### Aim of the exercise
Across the entries below, how many lines contain the word "this"? Give the number alone.
▬▬▬▬▬▬
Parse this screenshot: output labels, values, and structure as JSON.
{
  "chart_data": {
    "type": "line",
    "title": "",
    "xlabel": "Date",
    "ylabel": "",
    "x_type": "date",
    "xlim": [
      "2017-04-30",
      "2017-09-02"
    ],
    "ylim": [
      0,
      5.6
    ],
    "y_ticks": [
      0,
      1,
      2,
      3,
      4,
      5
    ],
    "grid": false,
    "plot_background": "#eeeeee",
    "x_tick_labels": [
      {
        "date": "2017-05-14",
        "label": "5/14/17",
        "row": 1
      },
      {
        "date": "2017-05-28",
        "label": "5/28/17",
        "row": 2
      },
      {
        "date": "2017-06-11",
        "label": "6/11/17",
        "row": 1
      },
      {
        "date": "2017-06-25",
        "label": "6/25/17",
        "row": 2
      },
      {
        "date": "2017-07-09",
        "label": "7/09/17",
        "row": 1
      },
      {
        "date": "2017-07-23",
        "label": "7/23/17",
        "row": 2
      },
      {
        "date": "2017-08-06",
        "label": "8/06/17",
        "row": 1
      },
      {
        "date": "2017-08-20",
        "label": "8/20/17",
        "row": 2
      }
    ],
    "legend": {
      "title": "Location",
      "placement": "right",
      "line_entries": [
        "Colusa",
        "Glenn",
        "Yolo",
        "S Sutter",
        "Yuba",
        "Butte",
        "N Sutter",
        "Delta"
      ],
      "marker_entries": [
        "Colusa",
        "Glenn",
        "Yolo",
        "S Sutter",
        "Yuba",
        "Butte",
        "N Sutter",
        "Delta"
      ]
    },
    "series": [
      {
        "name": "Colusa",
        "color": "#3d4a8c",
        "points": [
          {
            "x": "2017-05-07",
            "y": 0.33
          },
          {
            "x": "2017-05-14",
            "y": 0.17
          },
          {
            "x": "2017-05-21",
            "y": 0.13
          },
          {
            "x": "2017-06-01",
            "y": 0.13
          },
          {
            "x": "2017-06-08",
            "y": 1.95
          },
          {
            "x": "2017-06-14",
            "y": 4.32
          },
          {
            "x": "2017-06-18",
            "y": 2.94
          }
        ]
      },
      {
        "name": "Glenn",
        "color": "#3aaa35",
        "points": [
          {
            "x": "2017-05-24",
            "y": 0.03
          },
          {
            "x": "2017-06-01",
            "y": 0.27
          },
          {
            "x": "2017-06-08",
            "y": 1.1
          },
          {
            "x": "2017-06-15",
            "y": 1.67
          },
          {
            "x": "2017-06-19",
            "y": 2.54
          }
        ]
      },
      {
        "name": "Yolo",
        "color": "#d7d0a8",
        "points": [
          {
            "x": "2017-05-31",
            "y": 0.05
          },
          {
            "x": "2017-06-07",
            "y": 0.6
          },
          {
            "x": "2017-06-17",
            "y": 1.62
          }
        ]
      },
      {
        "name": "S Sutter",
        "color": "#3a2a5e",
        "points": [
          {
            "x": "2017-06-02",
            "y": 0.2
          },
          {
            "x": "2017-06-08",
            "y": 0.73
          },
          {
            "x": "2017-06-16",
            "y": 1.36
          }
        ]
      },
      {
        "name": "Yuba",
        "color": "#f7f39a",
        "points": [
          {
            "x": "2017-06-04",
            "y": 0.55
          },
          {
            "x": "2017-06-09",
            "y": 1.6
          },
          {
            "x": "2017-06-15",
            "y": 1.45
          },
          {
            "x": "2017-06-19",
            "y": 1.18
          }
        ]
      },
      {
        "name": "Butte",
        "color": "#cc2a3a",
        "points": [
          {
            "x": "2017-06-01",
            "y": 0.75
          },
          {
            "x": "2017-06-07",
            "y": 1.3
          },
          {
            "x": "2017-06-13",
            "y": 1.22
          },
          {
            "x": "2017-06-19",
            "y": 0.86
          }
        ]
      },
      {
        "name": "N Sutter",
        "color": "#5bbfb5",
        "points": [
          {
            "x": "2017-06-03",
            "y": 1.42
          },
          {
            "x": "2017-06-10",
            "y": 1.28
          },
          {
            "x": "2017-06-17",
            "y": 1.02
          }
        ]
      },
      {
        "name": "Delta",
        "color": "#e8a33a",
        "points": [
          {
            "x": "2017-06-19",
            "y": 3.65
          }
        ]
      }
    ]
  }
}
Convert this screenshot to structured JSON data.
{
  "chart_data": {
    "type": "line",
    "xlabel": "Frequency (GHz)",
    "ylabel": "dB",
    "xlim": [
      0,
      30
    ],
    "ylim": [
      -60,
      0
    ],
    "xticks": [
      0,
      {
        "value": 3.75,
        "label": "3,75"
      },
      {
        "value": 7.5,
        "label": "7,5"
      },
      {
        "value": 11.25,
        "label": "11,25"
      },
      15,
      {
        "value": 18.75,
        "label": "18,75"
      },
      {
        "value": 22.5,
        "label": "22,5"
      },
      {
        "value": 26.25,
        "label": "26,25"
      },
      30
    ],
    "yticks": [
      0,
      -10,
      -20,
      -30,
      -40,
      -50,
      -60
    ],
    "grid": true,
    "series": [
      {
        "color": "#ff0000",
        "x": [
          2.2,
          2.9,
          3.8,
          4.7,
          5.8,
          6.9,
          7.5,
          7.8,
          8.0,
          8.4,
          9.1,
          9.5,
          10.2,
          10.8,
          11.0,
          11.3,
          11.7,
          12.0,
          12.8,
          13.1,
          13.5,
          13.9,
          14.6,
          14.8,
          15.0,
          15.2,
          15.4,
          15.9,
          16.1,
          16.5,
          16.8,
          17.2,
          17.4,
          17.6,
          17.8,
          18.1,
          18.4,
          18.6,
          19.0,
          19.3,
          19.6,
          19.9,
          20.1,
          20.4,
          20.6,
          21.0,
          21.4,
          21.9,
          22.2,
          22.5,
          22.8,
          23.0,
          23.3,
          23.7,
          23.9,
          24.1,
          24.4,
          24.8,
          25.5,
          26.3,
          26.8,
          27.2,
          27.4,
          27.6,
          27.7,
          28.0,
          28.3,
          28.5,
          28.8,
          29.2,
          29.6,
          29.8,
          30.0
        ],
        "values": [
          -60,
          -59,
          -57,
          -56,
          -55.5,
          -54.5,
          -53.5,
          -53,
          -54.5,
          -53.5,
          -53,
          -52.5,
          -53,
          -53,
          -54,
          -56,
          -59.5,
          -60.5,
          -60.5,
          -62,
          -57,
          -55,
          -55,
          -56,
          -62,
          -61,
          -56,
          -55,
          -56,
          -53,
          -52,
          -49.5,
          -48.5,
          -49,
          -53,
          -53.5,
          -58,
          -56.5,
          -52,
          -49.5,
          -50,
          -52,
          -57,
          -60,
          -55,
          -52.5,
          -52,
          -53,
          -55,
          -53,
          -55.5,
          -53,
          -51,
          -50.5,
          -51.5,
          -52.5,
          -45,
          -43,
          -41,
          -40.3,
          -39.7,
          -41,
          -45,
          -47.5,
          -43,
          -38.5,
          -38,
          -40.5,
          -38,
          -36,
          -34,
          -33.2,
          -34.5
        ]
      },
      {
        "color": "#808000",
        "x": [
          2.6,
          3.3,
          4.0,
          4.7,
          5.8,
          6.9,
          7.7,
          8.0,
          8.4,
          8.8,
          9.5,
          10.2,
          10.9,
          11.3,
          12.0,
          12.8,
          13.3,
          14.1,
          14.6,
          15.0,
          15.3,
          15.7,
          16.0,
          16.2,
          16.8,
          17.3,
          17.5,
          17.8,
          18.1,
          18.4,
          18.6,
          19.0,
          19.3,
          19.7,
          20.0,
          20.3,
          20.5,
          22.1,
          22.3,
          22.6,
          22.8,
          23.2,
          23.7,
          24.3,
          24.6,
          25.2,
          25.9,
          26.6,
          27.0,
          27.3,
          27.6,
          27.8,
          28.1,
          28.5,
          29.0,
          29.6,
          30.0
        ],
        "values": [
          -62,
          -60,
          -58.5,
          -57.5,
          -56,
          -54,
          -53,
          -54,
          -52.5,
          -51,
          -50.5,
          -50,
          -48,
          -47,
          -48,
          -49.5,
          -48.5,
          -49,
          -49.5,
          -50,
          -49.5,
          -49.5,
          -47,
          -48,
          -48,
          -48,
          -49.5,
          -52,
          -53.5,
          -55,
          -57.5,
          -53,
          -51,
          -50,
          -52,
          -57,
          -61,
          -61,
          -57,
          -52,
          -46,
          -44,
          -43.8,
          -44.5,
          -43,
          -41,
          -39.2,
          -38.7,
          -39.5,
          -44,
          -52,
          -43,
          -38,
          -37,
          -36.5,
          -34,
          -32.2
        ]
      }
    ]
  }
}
▬▬▬▬▬▬
### Written reply
2